_TRAVAIL DEMANDÉ_: Recopiez à l'identique le passage de l'article sur l'intervention fédérale à Portland qui commence par « Les attaques de » et se poursuit jusqu'à « de Zane Sparling) ».

_EXTRAIT_:
Perspectives

L’attaque digne d’un État policier de Trump à Portland, Oregon

Le gouvernement Trump est en train de monter une intervention extraordinaire dans la ville de Portland (Oregon), s’attaquant aux manifestants qui protestent contre les meurtres policiers par des agressions brutales et ce qui revient à des kidnappings par des agents fédéraux. Des nervis armés des «Douanes et protection des frontières» (CBP) et d’autres agences fédérales ont tiré sur des foules avec des gaz lacrymogènes, des balles en caoutchouc et des armes soniques pouvant causer des dommages physiques permanents. Au moins un manifestant a été gravement blessé par une «munition à impact» tirée par un marshal fédéral.

Des agents fédéraux ont approché leurs véhicules de groupes de manifestants, attrapé des gens qu’ils ont jetés dans des fourgonnettes banalisées et transportés dans des lieux tenus secrets pour interrogatoire. Beaucoup de ces agents portaient un camouflage générique au lieu d’uniformes identifiant leur nom ou leur agence. Un manifestant saisi par des hommes en treillis et portant des écussons portant juste la mention «police» a déclaré qu’il ne savait pas en fait si c’étaient des policiers ou des extrémistes de droite travaillant avec la police, «c’est comme le fascisme», a-t-il dit.

Les attaques de Portland se veulent un test pour le genre de méthodes que Trump s’était engagé à appliquer le 1er juin, quand il avait menacé de se servir de la Loi sur l’insurrection de 1807 contre les manifestations de masse suite au meurtre de George Floyd par la police. Il avait alors ordonné à des milliers d’agents fédéraux et de troupes de la Garde nationale de descendre dans les rues de Washington, D.C.

Des policiers fédéraux pulvérisent du gaz au poivre et attaquent un manifestant à Portland. (Crédit image: Capture d’écran d’après la vidéo de Zane Sparling)

Les protestations relativement modestes, sur quelques pâtés de maisons du centre-ville de Portland, ne sont en rien une menace pour la vie ou les biens. Elles consistent surtout à peindre des graffitis à la bombe, à déclencher des feux d’artifice et à défier les ordres de la police locale de se disperser. Quelques centaines de personnes se réunissent régulièrement chaque soir depuis sept semaines pour réclamer l’arrêt du financement de la police locale et d’autres réformes du Bureau de police de Portland, notoirement violent et répressif.

Trump s’est délibérément emparé de ces manifestations, dans une ville et un État contrôlés par le Parti démocrate, afin de tester des méthodes brutales de répression. La semaine dernière, il a demandé au secrétaire intérimaire à la sécurité intérieure, Chad Wolf, d’intervenir à Portland. Wolf s’est rendu dans la ville le 16 juillet pour y superviser ces attaques provocatrices. Il a fait des déclarations dénonçant des «anarchistes violents», accusant les fonctionnaires locaux de «favoriser un environnement qui continue à nourrir ce type d’anarchie».

(Données sur les éléments et les régions)
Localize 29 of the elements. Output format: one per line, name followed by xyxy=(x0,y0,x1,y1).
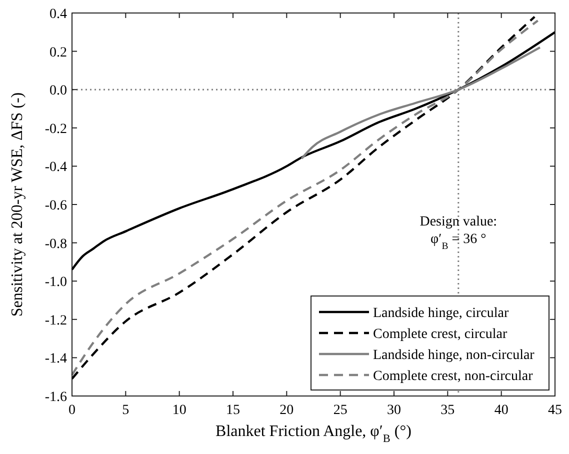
y-tick-label: 0.2 xyxy=(50,45,67,60)
x-tick-label: 10 xyxy=(172,403,186,418)
x-tick-label: 15 xyxy=(226,403,240,418)
x-tick-label: 0 xyxy=(68,403,76,418)
legend-label: Complete crest, circular xyxy=(373,327,508,342)
y-tick-label: -0.2 xyxy=(44,122,67,137)
x-tick-label: 45 xyxy=(548,403,562,418)
y-tick-label: -0.4 xyxy=(44,160,67,176)
y-tick-label: -0.8 xyxy=(44,236,67,252)
y-axis-title: Sensitivity at 200-yr WSE, ΔFS (-) xyxy=(9,92,26,317)
y-tick-label: 0.0 xyxy=(50,84,67,99)
y-tick-label: -0.6 xyxy=(44,198,67,214)
x-tick-label: 20 xyxy=(280,403,294,418)
x-tick-label: 5 xyxy=(122,403,130,418)
annotation: φ′$_{B}$ = 36 ° xyxy=(430,232,486,252)
y-tick-label: -1.4 xyxy=(44,352,67,367)
x-axis-title: Blanket Friction Angle, φ′$_{B}$ (°) xyxy=(216,423,412,445)
x-tick-label: 25 xyxy=(333,403,348,418)
x-tick-label: 35 xyxy=(440,403,455,418)
annotation: Design value: xyxy=(420,214,498,230)
y-tick-label: -1.2 xyxy=(44,313,67,328)
x-tick-label: 30 xyxy=(387,403,401,418)
legend-label: Landside hinge, non-circular xyxy=(373,348,535,363)
legend-label: Landside hinge, circular xyxy=(373,306,510,321)
legend-label: Complete crest, non-circular xyxy=(373,369,534,384)
y-tick-label: -1.6 xyxy=(44,390,67,405)
y-tick-label: 0.4 xyxy=(50,7,67,22)
x-tick-label: 40 xyxy=(494,403,508,418)
y-tick-label: -1.0 xyxy=(44,275,67,290)
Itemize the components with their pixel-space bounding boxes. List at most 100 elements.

_RÉSULTAT PRODUIT_:
Les attaques de Portland se veulent un test pour le genre de méthodes que Trump s’était engagé à appliquer le 1er juin, quand il avait menacé de se servir de la Loi sur l’insurrection de 1807 contre les manifestations de masse suite au meurtre de George Floyd par la police. Il avait alors ordonné à des milliers d’agents fédéraux et de troupes de la Garde nationale de descendre dans les rues de Washington, D.C.

Des policiers fédéraux pulvérisent du gaz au poivre et attaquent un manifestant à Portland. (Crédit image: Capture d’écran d’après la vidéo de Zane Sparling)